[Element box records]
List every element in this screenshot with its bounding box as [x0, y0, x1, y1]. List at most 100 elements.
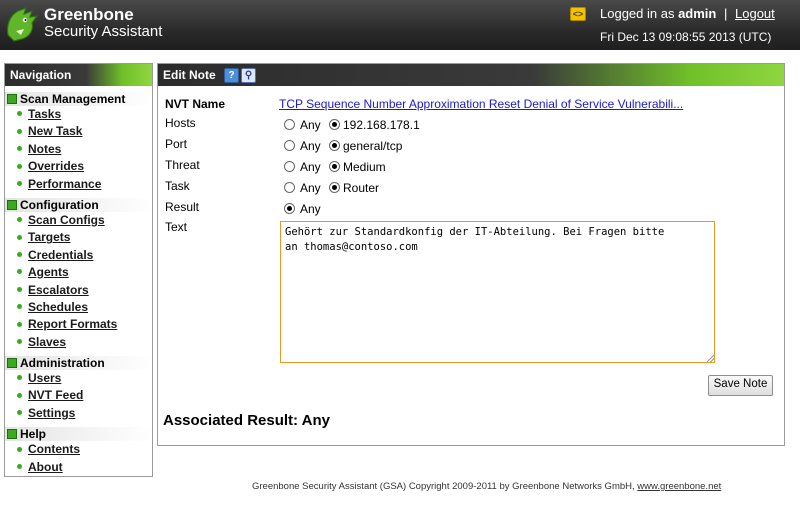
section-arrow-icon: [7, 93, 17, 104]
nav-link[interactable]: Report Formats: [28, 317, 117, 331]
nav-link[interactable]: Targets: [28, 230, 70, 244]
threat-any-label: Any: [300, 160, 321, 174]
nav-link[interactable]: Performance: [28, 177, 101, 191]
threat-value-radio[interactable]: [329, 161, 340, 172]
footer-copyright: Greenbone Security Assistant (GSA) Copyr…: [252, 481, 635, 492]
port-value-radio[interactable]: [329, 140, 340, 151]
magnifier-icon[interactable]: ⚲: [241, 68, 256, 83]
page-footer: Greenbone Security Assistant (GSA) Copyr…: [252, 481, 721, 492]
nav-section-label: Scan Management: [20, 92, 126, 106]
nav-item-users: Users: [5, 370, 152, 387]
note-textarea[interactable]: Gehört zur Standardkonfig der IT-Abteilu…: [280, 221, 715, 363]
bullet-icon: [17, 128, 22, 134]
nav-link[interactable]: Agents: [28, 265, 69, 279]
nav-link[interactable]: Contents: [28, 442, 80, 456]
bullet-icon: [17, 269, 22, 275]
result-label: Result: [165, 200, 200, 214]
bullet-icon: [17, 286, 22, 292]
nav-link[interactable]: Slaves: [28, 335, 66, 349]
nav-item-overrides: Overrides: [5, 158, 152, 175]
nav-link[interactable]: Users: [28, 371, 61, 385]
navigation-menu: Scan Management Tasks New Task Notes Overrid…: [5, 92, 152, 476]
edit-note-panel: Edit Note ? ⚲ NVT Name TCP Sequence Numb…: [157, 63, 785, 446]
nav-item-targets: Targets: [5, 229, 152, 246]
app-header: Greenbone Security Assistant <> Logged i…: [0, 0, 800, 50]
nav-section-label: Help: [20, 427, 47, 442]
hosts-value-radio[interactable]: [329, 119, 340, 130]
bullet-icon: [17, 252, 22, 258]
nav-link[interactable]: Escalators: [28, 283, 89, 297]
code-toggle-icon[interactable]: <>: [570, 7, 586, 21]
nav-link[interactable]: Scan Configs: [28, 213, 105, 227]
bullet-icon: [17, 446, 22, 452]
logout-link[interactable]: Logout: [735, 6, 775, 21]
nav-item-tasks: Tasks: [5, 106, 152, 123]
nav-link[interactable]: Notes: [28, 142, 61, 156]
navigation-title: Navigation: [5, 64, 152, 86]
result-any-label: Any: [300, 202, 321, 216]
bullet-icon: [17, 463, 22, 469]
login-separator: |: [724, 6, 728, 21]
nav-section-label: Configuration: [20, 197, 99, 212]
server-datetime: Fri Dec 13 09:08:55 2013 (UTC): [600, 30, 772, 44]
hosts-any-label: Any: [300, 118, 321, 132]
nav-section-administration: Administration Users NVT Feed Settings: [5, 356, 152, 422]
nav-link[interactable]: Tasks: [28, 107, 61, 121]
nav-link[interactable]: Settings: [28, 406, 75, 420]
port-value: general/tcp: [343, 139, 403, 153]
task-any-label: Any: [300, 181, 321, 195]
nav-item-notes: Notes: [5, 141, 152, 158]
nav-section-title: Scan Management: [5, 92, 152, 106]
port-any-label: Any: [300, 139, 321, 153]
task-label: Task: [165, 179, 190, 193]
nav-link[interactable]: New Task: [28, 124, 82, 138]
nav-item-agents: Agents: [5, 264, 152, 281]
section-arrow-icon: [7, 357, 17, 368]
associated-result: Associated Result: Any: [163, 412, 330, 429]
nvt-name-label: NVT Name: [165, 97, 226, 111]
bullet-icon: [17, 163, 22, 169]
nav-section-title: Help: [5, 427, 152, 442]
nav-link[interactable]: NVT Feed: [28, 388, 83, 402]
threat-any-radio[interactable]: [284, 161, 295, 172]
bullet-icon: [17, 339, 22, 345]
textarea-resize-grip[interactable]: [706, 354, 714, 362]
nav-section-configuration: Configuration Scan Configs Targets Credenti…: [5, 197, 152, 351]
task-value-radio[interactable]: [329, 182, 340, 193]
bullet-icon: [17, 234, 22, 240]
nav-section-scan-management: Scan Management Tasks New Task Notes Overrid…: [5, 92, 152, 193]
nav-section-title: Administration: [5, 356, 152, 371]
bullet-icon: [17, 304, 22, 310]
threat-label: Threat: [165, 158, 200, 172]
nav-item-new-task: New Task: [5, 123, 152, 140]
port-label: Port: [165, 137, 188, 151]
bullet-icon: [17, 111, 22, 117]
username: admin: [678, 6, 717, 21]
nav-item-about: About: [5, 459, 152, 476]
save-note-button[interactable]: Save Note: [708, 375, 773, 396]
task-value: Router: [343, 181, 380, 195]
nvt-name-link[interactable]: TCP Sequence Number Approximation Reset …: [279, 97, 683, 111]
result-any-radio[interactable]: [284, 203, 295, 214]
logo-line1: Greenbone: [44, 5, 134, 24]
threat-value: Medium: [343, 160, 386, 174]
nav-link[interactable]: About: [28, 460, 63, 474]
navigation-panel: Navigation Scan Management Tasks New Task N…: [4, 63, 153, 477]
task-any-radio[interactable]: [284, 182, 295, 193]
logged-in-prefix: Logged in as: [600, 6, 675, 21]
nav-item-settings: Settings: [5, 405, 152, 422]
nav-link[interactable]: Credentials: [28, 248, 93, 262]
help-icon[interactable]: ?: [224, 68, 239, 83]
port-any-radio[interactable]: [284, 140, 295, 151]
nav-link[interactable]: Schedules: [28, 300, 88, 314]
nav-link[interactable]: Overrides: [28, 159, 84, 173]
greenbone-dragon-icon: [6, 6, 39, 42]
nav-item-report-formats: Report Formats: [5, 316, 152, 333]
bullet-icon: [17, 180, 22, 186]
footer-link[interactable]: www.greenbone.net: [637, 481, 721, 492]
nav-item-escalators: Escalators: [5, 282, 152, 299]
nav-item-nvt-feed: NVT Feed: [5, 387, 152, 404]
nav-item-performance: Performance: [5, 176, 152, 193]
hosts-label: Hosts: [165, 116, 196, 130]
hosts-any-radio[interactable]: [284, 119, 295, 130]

* * *

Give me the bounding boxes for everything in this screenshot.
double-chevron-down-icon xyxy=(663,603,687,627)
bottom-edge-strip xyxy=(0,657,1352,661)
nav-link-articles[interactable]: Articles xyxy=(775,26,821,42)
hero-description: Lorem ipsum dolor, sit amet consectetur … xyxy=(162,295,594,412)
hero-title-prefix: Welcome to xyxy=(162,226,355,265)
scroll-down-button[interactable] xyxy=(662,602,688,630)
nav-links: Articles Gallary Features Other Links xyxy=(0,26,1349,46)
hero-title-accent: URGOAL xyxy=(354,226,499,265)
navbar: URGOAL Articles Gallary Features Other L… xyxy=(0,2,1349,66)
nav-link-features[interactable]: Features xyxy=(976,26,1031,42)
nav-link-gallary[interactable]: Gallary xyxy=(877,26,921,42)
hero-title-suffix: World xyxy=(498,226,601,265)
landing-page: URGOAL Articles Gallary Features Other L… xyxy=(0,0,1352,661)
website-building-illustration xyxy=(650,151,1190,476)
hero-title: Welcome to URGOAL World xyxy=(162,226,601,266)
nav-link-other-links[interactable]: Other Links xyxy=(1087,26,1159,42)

...

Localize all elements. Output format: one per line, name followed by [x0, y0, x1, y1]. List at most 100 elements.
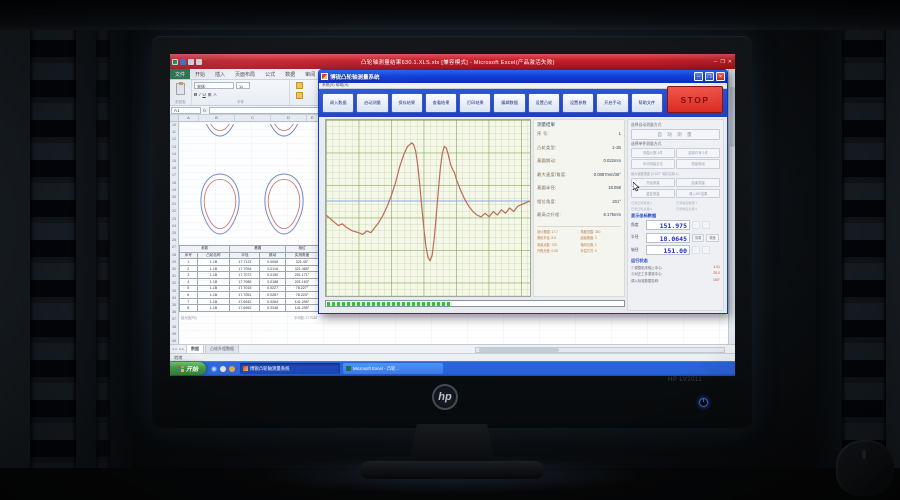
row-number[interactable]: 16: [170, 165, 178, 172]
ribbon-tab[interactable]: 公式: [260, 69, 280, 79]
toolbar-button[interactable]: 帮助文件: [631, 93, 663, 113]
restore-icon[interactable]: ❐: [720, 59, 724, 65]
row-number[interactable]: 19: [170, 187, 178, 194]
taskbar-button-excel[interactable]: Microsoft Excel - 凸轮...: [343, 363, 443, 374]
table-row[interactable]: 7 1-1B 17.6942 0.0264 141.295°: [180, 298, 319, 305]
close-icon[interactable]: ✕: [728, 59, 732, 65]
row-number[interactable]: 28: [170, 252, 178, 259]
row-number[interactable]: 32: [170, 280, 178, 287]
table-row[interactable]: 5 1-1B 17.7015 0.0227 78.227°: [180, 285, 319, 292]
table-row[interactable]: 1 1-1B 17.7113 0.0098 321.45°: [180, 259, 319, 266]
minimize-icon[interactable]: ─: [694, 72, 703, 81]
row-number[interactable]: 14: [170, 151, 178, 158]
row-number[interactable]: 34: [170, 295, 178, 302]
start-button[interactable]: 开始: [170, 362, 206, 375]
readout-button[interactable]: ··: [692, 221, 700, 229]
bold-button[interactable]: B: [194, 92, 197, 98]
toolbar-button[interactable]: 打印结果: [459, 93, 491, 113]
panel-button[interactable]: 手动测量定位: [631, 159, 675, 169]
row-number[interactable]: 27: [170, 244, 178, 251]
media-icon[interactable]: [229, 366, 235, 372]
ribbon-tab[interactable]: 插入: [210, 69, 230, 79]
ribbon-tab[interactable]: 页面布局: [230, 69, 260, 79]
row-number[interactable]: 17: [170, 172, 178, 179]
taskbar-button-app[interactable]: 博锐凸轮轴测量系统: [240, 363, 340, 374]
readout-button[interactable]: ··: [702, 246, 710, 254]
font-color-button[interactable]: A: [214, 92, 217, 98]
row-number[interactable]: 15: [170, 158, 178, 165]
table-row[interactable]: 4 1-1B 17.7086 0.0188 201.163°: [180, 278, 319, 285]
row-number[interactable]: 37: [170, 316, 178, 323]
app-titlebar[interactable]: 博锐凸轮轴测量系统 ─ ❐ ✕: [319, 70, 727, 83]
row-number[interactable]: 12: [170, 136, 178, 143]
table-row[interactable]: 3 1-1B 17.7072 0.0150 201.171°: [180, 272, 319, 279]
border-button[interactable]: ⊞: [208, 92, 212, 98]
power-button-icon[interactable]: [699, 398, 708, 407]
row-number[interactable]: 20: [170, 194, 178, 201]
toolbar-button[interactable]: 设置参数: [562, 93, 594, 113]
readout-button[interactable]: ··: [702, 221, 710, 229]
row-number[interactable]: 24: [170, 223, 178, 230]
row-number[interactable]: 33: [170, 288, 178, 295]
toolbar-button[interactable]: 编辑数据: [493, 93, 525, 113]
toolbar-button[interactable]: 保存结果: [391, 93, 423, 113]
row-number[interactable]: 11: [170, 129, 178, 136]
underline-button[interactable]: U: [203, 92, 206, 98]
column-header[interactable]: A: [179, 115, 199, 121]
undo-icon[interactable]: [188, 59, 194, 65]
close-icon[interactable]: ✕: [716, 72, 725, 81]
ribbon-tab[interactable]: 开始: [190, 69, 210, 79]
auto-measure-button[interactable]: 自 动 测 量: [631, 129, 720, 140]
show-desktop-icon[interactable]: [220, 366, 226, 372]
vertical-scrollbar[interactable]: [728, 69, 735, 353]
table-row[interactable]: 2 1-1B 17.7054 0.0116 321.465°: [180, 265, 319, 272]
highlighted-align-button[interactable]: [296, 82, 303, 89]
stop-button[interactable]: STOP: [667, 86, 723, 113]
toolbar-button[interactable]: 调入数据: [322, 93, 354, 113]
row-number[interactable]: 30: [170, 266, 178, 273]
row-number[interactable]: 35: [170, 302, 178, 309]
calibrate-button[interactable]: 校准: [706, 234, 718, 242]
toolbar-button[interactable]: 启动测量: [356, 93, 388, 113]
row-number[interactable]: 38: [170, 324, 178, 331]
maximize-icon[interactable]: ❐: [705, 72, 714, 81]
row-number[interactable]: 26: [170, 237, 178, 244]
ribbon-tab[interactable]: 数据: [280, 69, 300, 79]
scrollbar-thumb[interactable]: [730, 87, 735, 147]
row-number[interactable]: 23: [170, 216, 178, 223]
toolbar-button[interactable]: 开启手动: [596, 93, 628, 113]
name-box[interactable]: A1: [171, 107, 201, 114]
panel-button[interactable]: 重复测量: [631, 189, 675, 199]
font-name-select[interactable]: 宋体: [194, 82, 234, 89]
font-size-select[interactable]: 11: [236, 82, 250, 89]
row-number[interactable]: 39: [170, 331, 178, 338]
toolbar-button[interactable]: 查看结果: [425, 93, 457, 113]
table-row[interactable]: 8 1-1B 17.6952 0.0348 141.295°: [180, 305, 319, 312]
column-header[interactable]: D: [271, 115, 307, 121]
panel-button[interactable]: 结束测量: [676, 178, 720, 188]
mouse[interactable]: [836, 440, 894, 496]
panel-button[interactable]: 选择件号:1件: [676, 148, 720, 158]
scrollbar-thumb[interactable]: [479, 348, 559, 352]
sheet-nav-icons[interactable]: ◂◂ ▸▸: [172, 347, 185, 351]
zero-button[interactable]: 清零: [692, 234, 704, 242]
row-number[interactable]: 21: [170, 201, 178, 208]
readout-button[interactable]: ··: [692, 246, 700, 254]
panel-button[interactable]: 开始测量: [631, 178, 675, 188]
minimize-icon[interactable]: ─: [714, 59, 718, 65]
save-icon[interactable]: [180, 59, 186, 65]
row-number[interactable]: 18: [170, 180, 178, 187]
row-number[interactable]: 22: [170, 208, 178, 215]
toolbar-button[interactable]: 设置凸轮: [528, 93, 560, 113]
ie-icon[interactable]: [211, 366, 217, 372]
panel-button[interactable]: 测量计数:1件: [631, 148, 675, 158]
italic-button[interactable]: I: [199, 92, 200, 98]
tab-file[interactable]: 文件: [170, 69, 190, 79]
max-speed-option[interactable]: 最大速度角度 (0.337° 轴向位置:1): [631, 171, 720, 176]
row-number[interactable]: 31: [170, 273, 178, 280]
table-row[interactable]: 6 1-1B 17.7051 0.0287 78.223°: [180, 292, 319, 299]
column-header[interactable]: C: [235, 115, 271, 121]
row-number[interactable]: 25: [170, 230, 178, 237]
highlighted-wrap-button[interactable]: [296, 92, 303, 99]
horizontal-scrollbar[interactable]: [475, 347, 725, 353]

Exercise requirements |
Copy the items exactly, starting with the line that contains "section-arrow-icon: [7, 93, 17, 104]" and continuing through the line that contains "threat-value-radio[interactable]: [329, 161, 340, 172]".

Result for this task |
section-arrow-icon: [7, 93, 17, 104]
nav-link[interactable]: Report Formats: [28, 317, 117, 331]
nav-link[interactable]: Targets: [28, 230, 70, 244]
threat-any-label: Any: [300, 160, 321, 174]
nav-link[interactable]: Performance: [28, 177, 101, 191]
threat-value-radio[interactable]: [329, 161, 340, 172]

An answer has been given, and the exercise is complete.